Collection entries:
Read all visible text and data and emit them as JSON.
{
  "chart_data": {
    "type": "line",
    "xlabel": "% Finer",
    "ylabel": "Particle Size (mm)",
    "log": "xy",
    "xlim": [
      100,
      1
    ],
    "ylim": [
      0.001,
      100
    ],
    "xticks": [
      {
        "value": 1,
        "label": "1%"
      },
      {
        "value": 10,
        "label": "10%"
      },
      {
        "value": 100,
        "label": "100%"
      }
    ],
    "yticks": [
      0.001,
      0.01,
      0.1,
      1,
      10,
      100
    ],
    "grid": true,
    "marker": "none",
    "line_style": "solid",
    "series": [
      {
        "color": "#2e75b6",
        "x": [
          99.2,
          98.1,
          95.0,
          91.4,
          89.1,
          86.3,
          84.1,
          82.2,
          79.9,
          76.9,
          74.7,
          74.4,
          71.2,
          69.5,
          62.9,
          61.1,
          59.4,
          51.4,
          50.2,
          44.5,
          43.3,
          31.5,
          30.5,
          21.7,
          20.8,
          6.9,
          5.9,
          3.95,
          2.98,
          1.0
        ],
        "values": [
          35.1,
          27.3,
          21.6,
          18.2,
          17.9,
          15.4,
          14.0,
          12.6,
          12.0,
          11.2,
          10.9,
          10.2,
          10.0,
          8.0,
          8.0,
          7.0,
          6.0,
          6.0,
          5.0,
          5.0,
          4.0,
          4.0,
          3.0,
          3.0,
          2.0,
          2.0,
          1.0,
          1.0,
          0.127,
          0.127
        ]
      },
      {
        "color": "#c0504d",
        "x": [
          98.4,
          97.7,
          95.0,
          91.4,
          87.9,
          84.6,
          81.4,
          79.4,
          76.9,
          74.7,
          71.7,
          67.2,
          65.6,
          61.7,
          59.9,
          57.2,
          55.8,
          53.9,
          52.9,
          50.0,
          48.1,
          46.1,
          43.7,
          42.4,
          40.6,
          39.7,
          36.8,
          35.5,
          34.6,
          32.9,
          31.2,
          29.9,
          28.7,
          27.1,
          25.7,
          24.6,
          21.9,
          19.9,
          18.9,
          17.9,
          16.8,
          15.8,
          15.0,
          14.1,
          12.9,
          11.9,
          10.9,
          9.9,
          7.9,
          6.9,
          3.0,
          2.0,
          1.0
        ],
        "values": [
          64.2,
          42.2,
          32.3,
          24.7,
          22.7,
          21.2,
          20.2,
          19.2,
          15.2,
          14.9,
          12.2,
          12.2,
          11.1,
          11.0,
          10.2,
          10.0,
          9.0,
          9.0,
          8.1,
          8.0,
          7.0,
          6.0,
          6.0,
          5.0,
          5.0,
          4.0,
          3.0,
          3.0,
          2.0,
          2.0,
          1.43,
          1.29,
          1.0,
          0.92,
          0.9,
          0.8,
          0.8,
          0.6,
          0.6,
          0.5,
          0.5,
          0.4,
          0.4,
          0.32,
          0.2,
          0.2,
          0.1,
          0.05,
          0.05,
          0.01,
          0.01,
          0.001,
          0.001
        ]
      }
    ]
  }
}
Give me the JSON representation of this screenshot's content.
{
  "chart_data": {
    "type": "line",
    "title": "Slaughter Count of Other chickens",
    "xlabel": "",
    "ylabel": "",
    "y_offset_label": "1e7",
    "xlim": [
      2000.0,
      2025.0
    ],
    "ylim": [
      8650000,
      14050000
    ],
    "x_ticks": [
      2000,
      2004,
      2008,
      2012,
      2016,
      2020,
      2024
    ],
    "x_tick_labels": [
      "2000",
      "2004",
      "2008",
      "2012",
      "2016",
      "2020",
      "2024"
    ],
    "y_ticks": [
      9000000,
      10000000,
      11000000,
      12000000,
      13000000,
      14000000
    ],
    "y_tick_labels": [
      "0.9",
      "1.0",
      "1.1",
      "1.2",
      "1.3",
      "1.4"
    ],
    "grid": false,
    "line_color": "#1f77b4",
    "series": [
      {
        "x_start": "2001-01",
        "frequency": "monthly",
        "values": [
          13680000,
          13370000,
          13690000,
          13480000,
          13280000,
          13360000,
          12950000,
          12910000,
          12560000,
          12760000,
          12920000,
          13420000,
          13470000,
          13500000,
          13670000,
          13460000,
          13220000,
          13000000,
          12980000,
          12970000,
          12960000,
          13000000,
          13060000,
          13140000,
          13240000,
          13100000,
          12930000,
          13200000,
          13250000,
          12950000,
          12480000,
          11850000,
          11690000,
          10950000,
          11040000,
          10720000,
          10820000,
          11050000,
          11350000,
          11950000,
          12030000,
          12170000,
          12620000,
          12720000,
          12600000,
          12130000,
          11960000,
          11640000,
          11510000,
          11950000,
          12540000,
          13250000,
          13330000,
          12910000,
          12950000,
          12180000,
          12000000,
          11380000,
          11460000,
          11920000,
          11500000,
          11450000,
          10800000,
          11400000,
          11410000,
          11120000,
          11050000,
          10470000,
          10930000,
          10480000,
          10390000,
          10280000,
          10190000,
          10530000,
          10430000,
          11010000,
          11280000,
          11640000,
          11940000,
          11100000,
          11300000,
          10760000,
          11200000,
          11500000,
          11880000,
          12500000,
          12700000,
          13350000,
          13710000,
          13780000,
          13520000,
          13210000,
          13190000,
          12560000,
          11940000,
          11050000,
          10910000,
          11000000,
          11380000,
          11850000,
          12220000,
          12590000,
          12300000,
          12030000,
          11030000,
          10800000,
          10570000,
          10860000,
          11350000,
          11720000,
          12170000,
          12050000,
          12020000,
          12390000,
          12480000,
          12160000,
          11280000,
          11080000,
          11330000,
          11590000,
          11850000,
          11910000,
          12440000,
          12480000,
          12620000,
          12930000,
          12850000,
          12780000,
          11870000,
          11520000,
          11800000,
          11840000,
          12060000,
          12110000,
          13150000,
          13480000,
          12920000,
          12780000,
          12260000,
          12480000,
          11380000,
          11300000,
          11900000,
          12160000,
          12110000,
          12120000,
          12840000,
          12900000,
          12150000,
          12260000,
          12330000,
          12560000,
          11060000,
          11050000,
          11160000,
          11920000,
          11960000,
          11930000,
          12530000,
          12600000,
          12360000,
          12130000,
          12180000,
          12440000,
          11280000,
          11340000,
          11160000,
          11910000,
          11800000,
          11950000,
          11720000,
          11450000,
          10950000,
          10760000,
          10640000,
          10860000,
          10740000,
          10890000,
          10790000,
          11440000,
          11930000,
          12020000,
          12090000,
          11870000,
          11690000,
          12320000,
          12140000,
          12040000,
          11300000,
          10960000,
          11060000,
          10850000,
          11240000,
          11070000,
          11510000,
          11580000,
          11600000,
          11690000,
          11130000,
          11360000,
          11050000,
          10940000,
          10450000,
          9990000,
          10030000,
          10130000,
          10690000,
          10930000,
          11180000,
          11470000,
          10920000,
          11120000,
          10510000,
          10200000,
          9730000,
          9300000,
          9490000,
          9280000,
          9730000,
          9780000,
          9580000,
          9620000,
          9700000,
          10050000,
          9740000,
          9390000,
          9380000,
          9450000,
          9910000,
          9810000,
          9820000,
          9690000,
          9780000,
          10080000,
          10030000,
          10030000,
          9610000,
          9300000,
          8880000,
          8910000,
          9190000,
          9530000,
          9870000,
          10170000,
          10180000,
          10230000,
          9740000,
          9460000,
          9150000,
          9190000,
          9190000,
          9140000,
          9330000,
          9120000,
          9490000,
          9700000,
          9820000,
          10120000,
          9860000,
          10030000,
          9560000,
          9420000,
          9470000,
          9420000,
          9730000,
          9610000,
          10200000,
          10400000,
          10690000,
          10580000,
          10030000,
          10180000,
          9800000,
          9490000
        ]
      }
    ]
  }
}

[The request]
Restate every line of the data word for word.

[Expected answer]
Read all visible text and data and emit them as JSON.
{
  "chart_data": {
    "type": "line",
    "xlabel": "% Finer",
    "ylabel": "Particle Size (mm)",
    "log": "xy",
    "xlim": [
      100,
      1
    ],
    "ylim": [
      0.001,
      100
    ],
    "xticks": [
      {
        "value": 1,
        "label": "1%"
      },
      {
        "value": 10,
        "label": "10%"
      },
      {
        "value": 100,
        "label": "100%"
      }
    ],
    "yticks": [
      0.001,
      0.01,
      0.1,
      1,
      10,
      100
    ],
    "grid": true,
    "marker": "none",
    "line_style": "solid",
    "series": [
      {
        "color": "#2e75b6",
        "x": [
          99.2,
          98.1,
          95.0,
          91.4,
          89.1,
          86.3,
          84.1,
          82.2,
          79.9,
          76.9,
          74.7,
          74.4,
          71.2,
          69.5,
          62.9,
          61.1,
          59.4,
          51.4,
          50.2,
          44.5,
          43.3,
          31.5,
          30.5,
          21.7,
          20.8,
          6.9,
          5.9,
          3.95,
          2.98,
          1.0
        ],
        "values": [
          35.1,
          27.3,
          21.6,
          18.2,
          17.9,
          15.4,
          14.0,
          12.6,
          12.0,
          11.2,
          10.9,
          10.2,
          10.0,
          8.0,
          8.0,
          7.0,
          6.0,
          6.0,
          5.0,
          5.0,
          4.0,
          4.0,
          3.0,
          3.0,
          2.0,
          2.0,
          1.0,
          1.0,
          0.127,
          0.127
        ]
      },
      {
        "color": "#c0504d",
        "x": [
          98.4,
          97.7,
          95.0,
          91.4,
          87.9,
          84.6,
          81.4,
          79.4,
          76.9,
          74.7,
          71.7,
          67.2,
          65.6,
          61.7,
          59.9,
          57.2,
          55.8,
          53.9,
          52.9,
          50.0,
          48.1,
          46.1,
          43.7,
          42.4,
          40.6,
          39.7,
          36.8,
          35.5,
          34.6,
          32.9,
          31.2,
          29.9,
          28.7,
          27.1,
          25.7,
          24.6,
          21.9,
          19.9,
          18.9,
          17.9,
          16.8,
          15.8,
          15.0,
          14.1,
          12.9,
          11.9,
          10.9,
          9.9,
          7.9,
          6.9,
          3.0,
          2.0,
          1.0
        ],
        "values": [
          64.2,
          42.2,
          32.3,
          24.7,
          22.7,
          21.2,
          20.2,
          19.2,
          15.2,
          14.9,
          12.2,
          12.2,
          11.1,
          11.0,
          10.2,
          10.0,
          9.0,
          9.0,
          8.1,
          8.0,
          7.0,
          6.0,
          6.0,
          5.0,
          5.0,
          4.0,
          3.0,
          3.0,
          2.0,
          2.0,
          1.43,
          1.29,
          1.0,
          0.92,
          0.9,
          0.8,
          0.8,
          0.6,
          0.6,
          0.5,
          0.5,
          0.4,
          0.4,
          0.32,
          0.2,
          0.2,
          0.1,
          0.05,
          0.05,
          0.01,
          0.01,
          0.001,
          0.001
        ]
      }
    ]
  }
}
Give me the JSON representation of this screenshot's content.
{
  "chart_data": {
    "type": "line",
    "title": "Slaughter Count of Other chickens",
    "xlabel": "",
    "ylabel": "",
    "y_offset_label": "1e7",
    "xlim": [
      2000.0,
      2025.0
    ],
    "ylim": [
      8650000,
      14050000
    ],
    "x_ticks": [
      2000,
      2004,
      2008,
      2012,
      2016,
      2020,
      2024
    ],
    "x_tick_labels": [
      "2000",
      "2004",
      "2008",
      "2012",
      "2016",
      "2020",
      "2024"
    ],
    "y_ticks": [
      9000000,
      10000000,
      11000000,
      12000000,
      13000000,
      14000000
    ],
    "y_tick_labels": [
      "0.9",
      "1.0",
      "1.1",
      "1.2",
      "1.3",
      "1.4"
    ],
    "grid": false,
    "line_color": "#1f77b4",
    "series": [
      {
        "x_start": "2001-01",
        "frequency": "monthly",
        "values": [
          13680000,
          13370000,
          13690000,
          13480000,
          13280000,
          13360000,
          12950000,
          12910000,
          12560000,
          12760000,
          12920000,
          13420000,
          13470000,
          13500000,
          13670000,
          13460000,
          13220000,
          13000000,
          12980000,
          12970000,
          12960000,
          13000000,
          13060000,
          13140000,
          13240000,
          13100000,
          12930000,
          13200000,
          13250000,
          12950000,
          12480000,
          11850000,
          11690000,
          10950000,
          11040000,
          10720000,
          10820000,
          11050000,
          11350000,
          11950000,
          12030000,
          12170000,
          12620000,
          12720000,
          12600000,
          12130000,
          11960000,
          11640000,
          11510000,
          11950000,
          12540000,
          13250000,
          13330000,
          12910000,
          12950000,
          12180000,
          12000000,
          11380000,
          11460000,
          11920000,
          11500000,
          11450000,
          10800000,
          11400000,
          11410000,
          11120000,
          11050000,
          10470000,
          10930000,
          10480000,
          10390000,
          10280000,
          10190000,
          10530000,
          10430000,
          11010000,
          11280000,
          11640000,
          11940000,
          11100000,
          11300000,
          10760000,
          11200000,
          11500000,
          11880000,
          12500000,
          12700000,
          13350000,
          13710000,
          13780000,
          13520000,
          13210000,
          13190000,
          12560000,
          11940000,
          11050000,
          10910000,
          11000000,
          11380000,
          11850000,
          12220000,
          12590000,
          12300000,
          12030000,
          11030000,
          10800000,
          10570000,
          10860000,
          11350000,
          11720000,
          12170000,
          12050000,
          12020000,
          12390000,
          12480000,
          12160000,
          11280000,
          11080000,
          11330000,
          11590000,
          11850000,
          11910000,
          12440000,
          12480000,
          12620000,
          12930000,
          12850000,
          12780000,
          11870000,
          11520000,
          11800000,
          11840000,
          12060000,
          12110000,
          13150000,
          13480000,
          12920000,
          12780000,
          12260000,
          12480000,
          11380000,
          11300000,
          11900000,
          12160000,
          12110000,
          12120000,
          12840000,
          12900000,
          12150000,
          12260000,
          12330000,
          12560000,
          11060000,
          11050000,
          11160000,
          11920000,
          11960000,
          11930000,
          12530000,
          12600000,
          12360000,
          12130000,
          12180000,
          12440000,
          11280000,
          11340000,
          11160000,
          11910000,
          11800000,
          11950000,
          11720000,
          11450000,
          10950000,
          10760000,
          10640000,
          10860000,
          10740000,
          10890000,
          10790000,
          11440000,
          11930000,
          12020000,
          12090000,
          11870000,
          11690000,
          12320000,
          12140000,
          12040000,
          11300000,
          10960000,
          11060000,
          10850000,
          11240000,
          11070000,
          11510000,
          11580000,
          11600000,
          11690000,
          11130000,
          11360000,
          11050000,
          10940000,
          10450000,
          9990000,
          10030000,
          10130000,
          10690000,
          10930000,
          11180000,
          11470000,
          10920000,
          11120000,
          10510000,
          10200000,
          9730000,
          9300000,
          9490000,
          9280000,
          9730000,
          9780000,
          9580000,
          9620000,
          9700000,
          10050000,
          9740000,
          9390000,
          9380000,
          9450000,
          9910000,
          9810000,
          9820000,
          9690000,
          9780000,
          10080000,
          10030000,
          10030000,
          9610000,
          9300000,
          8880000,
          8910000,
          9190000,
          9530000,
          9870000,
          10170000,
          10180000,
          10230000,
          9740000,
          9460000,
          9150000,
          9190000,
          9190000,
          9140000,
          9330000,
          9120000,
          9490000,
          9700000,
          9820000,
          10120000,
          9860000,
          10030000,
          9560000,
          9420000,
          9470000,
          9420000,
          9730000,
          9610000,
          10200000,
          10400000,
          10690000,
          10580000,
          10030000,
          10180000,
          9800000,
          9490000
        ]
      }
    ]
  }
}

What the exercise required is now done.